--- Exercise description ---
In full and without alteration, repeat the material.

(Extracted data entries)
****************************************

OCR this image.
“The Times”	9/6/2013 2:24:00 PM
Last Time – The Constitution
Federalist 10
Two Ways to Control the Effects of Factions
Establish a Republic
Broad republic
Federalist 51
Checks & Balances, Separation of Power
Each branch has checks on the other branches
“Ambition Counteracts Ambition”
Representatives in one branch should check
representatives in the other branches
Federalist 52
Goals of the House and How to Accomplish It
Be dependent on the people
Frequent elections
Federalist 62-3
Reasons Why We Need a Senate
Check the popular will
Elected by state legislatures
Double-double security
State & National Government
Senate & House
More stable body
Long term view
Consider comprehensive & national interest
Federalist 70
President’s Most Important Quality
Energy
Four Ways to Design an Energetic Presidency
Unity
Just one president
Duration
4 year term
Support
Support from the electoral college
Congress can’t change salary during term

****************************************

--- Written answer ---
OCR this image.
“The Times”	9/6/2013 2:24:00 PM
Last Time – The Constitution
Federalist 10
Two Ways to Control the Effects of Factions
Establish a Republic
Broad republic
Federalist 51
Checks & Balances, Separation of Power
Each branch has checks on the other branches
“Ambition Counteracts Ambition”
Representatives in one branch should check
representatives in the other branches
Federalist 52
Goals of the House and How to Accomplish It
Be dependent on the people
Frequent elections
Federalist 62-3
Reasons Why We Need a Senate
Check the popular will
Elected by state legislatures
Double-double security
State & National Government
Senate & House
More stable body
Long term view
Consider comprehensive & national interest
Federalist 70
President’s Most Important Quality
Energy
Four Ways to Design an Energetic Presidency
Unity
Just one president
Duration
4 year term
Support
Support from the electoral college
Congress can’t change salary during term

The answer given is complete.